• _Fragmento de texto_
Tan extrañas han sido las experiencias que he vivido como el partido que vi anoche. En ese canal árabe en el que Paco Buyo ejerce como comentarista sin tener ni idea de la lengua autóctona. Y, como no podía ser de otra manera, fue un partido extraño, lleno de idas y vueltas, en el que un francés que no habla ni papa de español (como Buyo de árabe) marcó el gol decisivo, en el que un equipo con un jugador menos, a base de garra, nos puso contra las cuerdas en el momento en que David Navarro rescató su vena macarra dentro del área y confundió a Burdisso con un chaval imberbe que demostró mucho más oficio que la mayoría de los delanteros que ha tenido el Athletic en años. Y en el que, en fin, la victoria nos sirvió para erigirnos en alternativa a los grandes, según rezan los diarios madrileños que he podido consultar en la web. Al menos hasta la semana que viene, pues, si ganamos entonces, pasaremos a ser "serios candidatos" al título, por encima de un Madrid que llegará a Mestalla sin sus dos fichajes más caros y con el Chori Albiol como principal novedad respecto a sus últimas visitas. Esperemos que, para no traicionar la costumbre, Albiol se caiga en Mestalla en el momento menos oportuno.

Para entonces, espero contaros el partido como toca y no daros la barrila con tanta historia que no tiene nada que ver con el fútbol.

• _Objetivo 1_
Extrae del listado, sin ningún cambio, las líneas que van desde la que contiene "Y-axis label: Groundwater" hasta la que contiene "FancyBboxPatch shape <box>1 2 33 37</box>", ambas incluidas.

[Listados de regiones y etiquetas]
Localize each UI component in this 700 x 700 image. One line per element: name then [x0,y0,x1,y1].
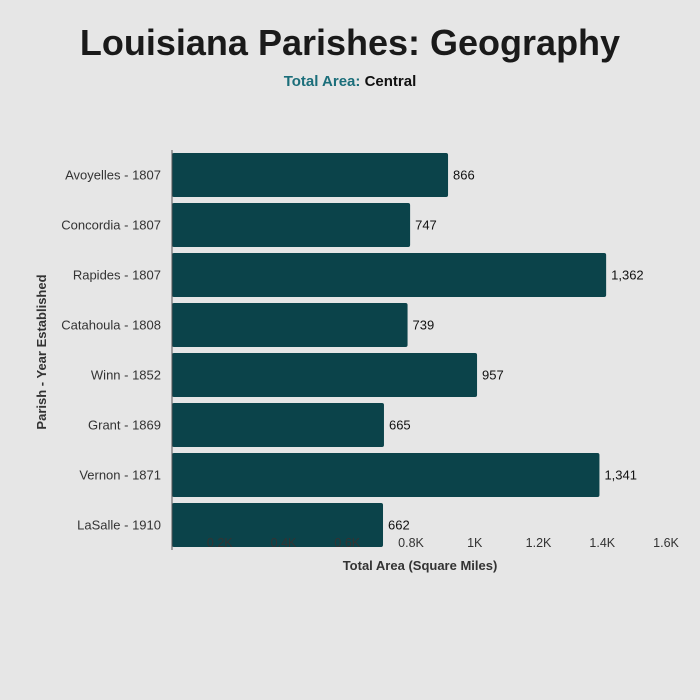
data-label-lasalle-1910: 662 [388,518,410,533]
bars-group [172,153,607,547]
x-tick-label: 0.8K [398,536,424,550]
y-axis-title: Parish - Year Established [34,274,49,429]
data-labels-group: 866 747 1,362 739 957 665 1,341 662 [388,168,644,533]
category-label-concordia-1807: Concordia - 1807 [61,218,161,233]
data-label-grant-1869: 665 [389,418,411,433]
data-label-winn-1852: 957 [482,368,504,383]
data-label-concordia-1807: 747 [415,218,437,233]
category-label-lasalle-1910: LaSalle - 1910 [77,518,161,533]
category-label-catahoula-1808: Catahoula - 1808 [61,318,161,333]
category-label-winn-1852: Winn - 1852 [91,368,161,383]
x-axis-title: Total Area (Square Miles) [343,558,498,573]
bar-grant-1869 [172,403,384,447]
category-label-vernon-1871: Vernon - 1871 [79,468,161,483]
bar-winn-1852 [172,353,478,397]
x-tick-label: 1K [467,536,483,550]
chart-subtitle: Total Area: Central [0,73,700,90]
category-label-rapides-1807: Rapides - 1807 [73,268,161,283]
data-label-vernon-1871: 1,341 [604,468,637,483]
x-tick-label: 1.2K [526,536,552,550]
category-label-avoyelles-1807: Avoyelles - 1807 [65,168,161,183]
data-label-rapides-1807: 1,362 [611,268,644,283]
data-label-catahoula-1808: 739 [413,318,435,333]
category-label-grant-1869: Grant - 1869 [88,418,161,433]
x-tick-label: 0.4K [271,536,297,550]
x-tick-label: 1.6K [653,536,679,550]
bar-vernon-1871 [172,453,600,497]
subtitle-value: Central [364,73,417,90]
x-ticks-group: 0.2K 0.4K 0.6K 0.8K 1K 1.2K 1.4K 1.6K [207,536,680,550]
bar-lasalle-1910 [172,503,384,547]
x-tick-label: 1.4K [589,536,615,550]
bar-rapides-1807 [172,253,607,297]
x-tick-label: 0.2K [207,536,233,550]
chart-title: Louisiana Parishes: Geography [79,22,621,63]
x-tick-label: 0.6K [334,536,360,550]
category-labels-group: Avoyelles - 1807 Concordia - 1807 Rapides … [61,168,161,533]
bar-catahoula-1808 [172,303,408,347]
subtitle-key: Total Area: [283,73,361,90]
data-label-avoyelles-1807: 866 [453,168,475,183]
bar-concordia-1807 [172,203,411,247]
bar-avoyelles-1807 [172,153,449,197]
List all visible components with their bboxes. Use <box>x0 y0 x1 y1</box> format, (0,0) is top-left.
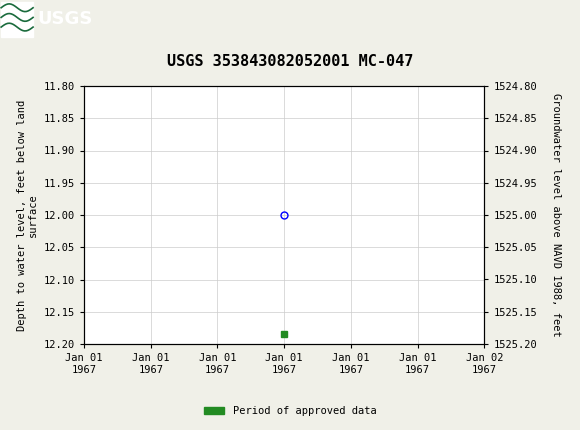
Y-axis label: Groundwater level above NAVD 1988, feet: Groundwater level above NAVD 1988, feet <box>551 93 561 337</box>
Legend: Period of approved data: Period of approved data <box>200 402 380 421</box>
Text: USGS 353843082052001 MC-047: USGS 353843082052001 MC-047 <box>167 54 413 69</box>
Y-axis label: Depth to water level, feet below land
surface: Depth to water level, feet below land su… <box>17 99 38 331</box>
FancyBboxPatch shape <box>1 2 33 37</box>
Text: USGS: USGS <box>38 10 93 28</box>
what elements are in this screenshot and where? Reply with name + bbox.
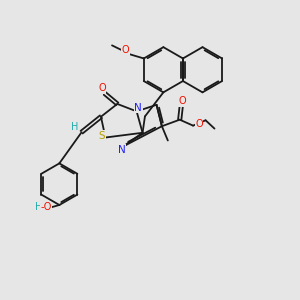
Text: -O: -O — [40, 202, 52, 212]
Text: H: H — [35, 202, 43, 212]
Text: O: O — [122, 45, 129, 56]
Text: O: O — [179, 96, 187, 106]
Text: N: N — [134, 103, 142, 113]
Text: N: N — [118, 145, 126, 155]
Text: S: S — [98, 131, 105, 141]
Text: H: H — [71, 122, 79, 132]
Text: O: O — [98, 83, 106, 93]
Text: O: O — [195, 119, 203, 129]
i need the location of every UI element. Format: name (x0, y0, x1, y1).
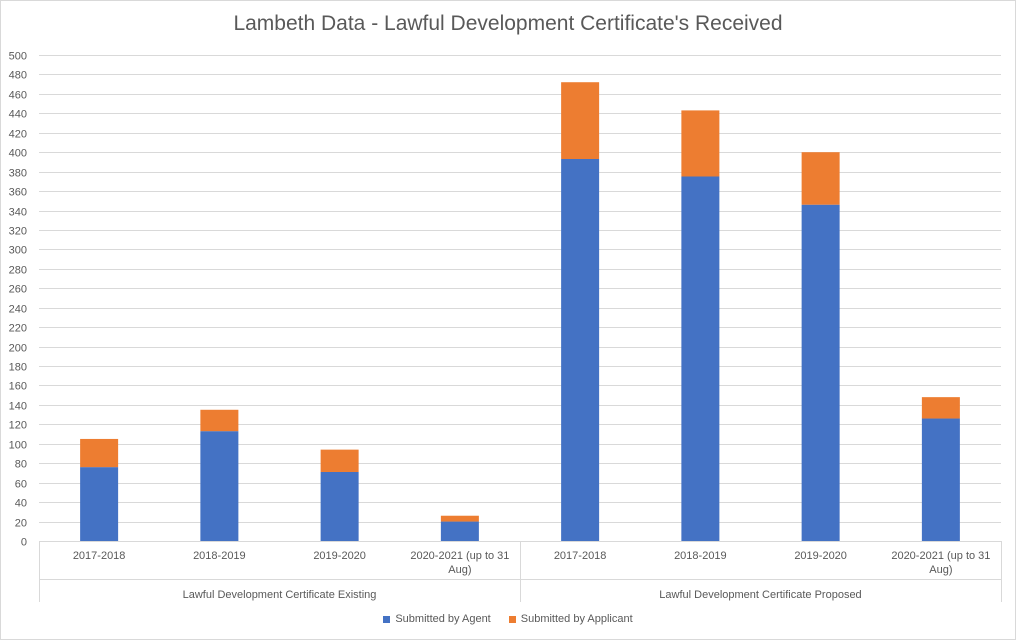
y-tick-label: 140 (9, 401, 27, 413)
y-tick-label: 360 (9, 187, 27, 199)
bar-submitted-by-applicant (801, 152, 840, 205)
bar-submitted-by-applicant (320, 449, 359, 472)
x-tick-label: 2019-2020 (794, 550, 847, 562)
bar-submitted-by-applicant (561, 82, 600, 160)
y-tick-label: 380 (9, 168, 27, 180)
bar-submitted-by-applicant (681, 110, 720, 177)
bar-submitted-by-applicant (440, 515, 479, 522)
legend-label-applicant: Submitted by Applicant (520, 613, 633, 625)
x-tick-label: 2020-2021 (up to 31 Aug) (410, 550, 509, 576)
y-tick-label: 260 (9, 284, 27, 296)
y-tick-label: 60 (15, 479, 27, 491)
y-tick-label: 400 (9, 148, 27, 160)
bar-submitted-by-agent (681, 176, 720, 541)
y-tick-label: 80 (15, 459, 27, 471)
bar-submitted-by-agent (801, 204, 840, 542)
y-tick-label: 300 (9, 245, 27, 257)
x-tick-label: 2017-2018 (554, 550, 607, 562)
bar-submitted-by-agent (320, 471, 359, 541)
y-tick-label: 240 (9, 304, 27, 316)
y-tick-label: 200 (9, 343, 27, 355)
bar-submitted-by-applicant (80, 438, 119, 468)
y-tick-label: 280 (9, 265, 27, 277)
bar-submitted-by-agent (921, 418, 960, 541)
bar-submitted-by-agent (200, 431, 239, 541)
y-tick-label: 120 (9, 420, 27, 432)
y-tick-label: 420 (9, 129, 27, 141)
legend-swatch-agent (383, 615, 391, 623)
bar-submitted-by-agent (440, 521, 479, 541)
chart-title: Lambeth Data - Lawful Development Certif… (233, 12, 783, 35)
y-tick-label: 160 (9, 381, 27, 393)
legend-item-applicant: Submitted by Applicant (508, 613, 633, 625)
legend-swatch-applicant (508, 615, 516, 623)
x-tick-label: 2020-2021 (up to 31 Aug) (891, 550, 990, 576)
y-tick-label: 480 (9, 70, 27, 82)
group-label: Lawful Development Certificate Existing (183, 589, 377, 601)
y-tick-label: 320 (9, 226, 27, 238)
bar-submitted-by-applicant (921, 397, 960, 419)
y-tick-label: 440 (9, 109, 27, 121)
y-tick-label: 460 (9, 90, 27, 102)
legend-item-agent: Submitted by Agent (383, 613, 491, 625)
bar-submitted-by-agent (80, 467, 119, 541)
bar-submitted-by-applicant (200, 409, 239, 432)
x-tick-label: 2018-2019 (674, 550, 727, 562)
x-tick-label: 2019-2020 (313, 550, 366, 562)
group-label: Lawful Development Certificate Proposed (659, 589, 861, 601)
y-tick-label: 20 (15, 518, 27, 530)
y-tick-label: 220 (9, 323, 27, 335)
y-tick-label: 40 (15, 498, 27, 510)
legend: Submitted by Agent Submitted by Applican… (0, 613, 1016, 625)
x-tick-label: 2017-2018 (73, 550, 126, 562)
bar-submitted-by-agent (561, 159, 600, 541)
legend-label-agent: Submitted by Agent (395, 613, 491, 625)
y-tick-label: 500 (9, 51, 27, 63)
y-tick-label: 0 (21, 537, 27, 549)
y-tick-label: 180 (9, 362, 27, 374)
x-tick-label: 2018-2019 (193, 550, 246, 562)
y-tick-label: 100 (9, 440, 27, 452)
y-tick-label: 340 (9, 207, 27, 219)
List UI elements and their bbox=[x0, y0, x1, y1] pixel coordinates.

• _Objetivo 2_
¿Quién ejerce como comentarista en el canal árabe, según el fragmento de texto sobre el partido?

• _Respuesta correcta 1_
Y-axis label: Groundwater level above NAVD 1988, feet: Groundwater level above NAVD 1988, feet <box>551 93 561 337</box>
Legend: Period of approved data: Period of approved data <box>200 402 380 421</box>
Text: USGS 353843082052001 MC-047: USGS 353843082052001 MC-047 <box>167 54 413 69</box>
Y-axis label: Depth to water level, feet below land
surface: Depth to water level, feet below land su… <box>17 99 38 331</box>
FancyBboxPatch shape <box>1 2 33 37</box>

• _Respuesta correcta 2_
Paco Buyo.